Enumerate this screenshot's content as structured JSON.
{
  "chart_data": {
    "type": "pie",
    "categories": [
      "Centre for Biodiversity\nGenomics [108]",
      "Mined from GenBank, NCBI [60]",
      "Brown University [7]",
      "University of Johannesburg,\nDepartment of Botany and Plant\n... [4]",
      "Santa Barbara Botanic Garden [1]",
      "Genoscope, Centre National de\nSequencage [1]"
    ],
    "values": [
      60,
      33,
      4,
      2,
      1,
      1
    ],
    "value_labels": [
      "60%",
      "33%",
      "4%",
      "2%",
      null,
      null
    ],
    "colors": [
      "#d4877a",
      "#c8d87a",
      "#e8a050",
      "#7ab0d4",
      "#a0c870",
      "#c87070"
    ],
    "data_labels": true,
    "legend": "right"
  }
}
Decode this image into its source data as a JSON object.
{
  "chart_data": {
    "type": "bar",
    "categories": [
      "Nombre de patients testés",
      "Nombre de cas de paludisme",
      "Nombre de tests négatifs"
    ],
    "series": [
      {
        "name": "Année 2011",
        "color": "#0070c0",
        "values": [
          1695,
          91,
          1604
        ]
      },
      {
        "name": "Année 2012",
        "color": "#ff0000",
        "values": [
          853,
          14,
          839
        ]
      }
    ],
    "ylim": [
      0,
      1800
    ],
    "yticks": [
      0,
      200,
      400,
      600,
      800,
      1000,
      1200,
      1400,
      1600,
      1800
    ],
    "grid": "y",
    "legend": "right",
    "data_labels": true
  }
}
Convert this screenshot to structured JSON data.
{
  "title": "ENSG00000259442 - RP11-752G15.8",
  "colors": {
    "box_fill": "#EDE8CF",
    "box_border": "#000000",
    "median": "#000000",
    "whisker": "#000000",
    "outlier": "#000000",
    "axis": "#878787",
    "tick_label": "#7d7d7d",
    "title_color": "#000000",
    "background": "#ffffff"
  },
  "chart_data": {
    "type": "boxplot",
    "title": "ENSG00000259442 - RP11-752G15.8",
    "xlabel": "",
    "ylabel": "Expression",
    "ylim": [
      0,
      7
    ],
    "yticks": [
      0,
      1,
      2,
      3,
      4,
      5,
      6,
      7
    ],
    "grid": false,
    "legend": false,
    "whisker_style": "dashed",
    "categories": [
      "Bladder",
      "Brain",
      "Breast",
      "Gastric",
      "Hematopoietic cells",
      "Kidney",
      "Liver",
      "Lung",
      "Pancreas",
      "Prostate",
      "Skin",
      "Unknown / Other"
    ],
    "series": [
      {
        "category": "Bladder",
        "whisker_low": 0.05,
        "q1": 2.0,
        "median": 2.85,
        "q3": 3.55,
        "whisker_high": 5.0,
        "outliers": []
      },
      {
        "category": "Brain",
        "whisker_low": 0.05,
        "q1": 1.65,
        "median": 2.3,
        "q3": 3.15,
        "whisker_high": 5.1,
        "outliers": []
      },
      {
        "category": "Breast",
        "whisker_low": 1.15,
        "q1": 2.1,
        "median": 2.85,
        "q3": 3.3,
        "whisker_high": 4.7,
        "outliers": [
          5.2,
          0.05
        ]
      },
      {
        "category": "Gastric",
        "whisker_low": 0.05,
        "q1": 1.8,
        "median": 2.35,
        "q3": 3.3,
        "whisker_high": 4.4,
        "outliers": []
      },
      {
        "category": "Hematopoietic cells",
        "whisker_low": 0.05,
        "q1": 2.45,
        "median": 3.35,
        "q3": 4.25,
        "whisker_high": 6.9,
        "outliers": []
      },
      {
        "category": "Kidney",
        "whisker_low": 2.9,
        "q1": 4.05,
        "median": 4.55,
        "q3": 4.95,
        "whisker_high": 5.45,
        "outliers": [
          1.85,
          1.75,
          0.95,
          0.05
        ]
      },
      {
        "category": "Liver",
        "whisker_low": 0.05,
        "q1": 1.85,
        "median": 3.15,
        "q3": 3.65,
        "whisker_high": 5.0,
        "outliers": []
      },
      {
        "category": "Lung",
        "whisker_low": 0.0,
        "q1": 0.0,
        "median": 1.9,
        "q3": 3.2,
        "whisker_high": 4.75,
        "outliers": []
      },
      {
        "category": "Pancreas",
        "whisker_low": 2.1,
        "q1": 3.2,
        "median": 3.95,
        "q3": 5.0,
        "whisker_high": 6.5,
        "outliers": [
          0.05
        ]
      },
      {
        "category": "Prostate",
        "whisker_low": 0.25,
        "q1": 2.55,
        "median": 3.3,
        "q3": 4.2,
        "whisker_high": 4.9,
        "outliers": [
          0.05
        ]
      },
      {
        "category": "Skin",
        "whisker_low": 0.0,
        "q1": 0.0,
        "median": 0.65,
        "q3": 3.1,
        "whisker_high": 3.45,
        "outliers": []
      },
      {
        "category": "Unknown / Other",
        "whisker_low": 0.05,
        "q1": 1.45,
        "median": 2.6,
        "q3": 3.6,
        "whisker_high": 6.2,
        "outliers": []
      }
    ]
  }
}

● ● ●

**What you need to do**
Copy out all lines from the material above that contain the string "screenshot".

**Final answer**
Enumerate this screenshot's content as structured JSON.
Convert this screenshot to structured JSON data.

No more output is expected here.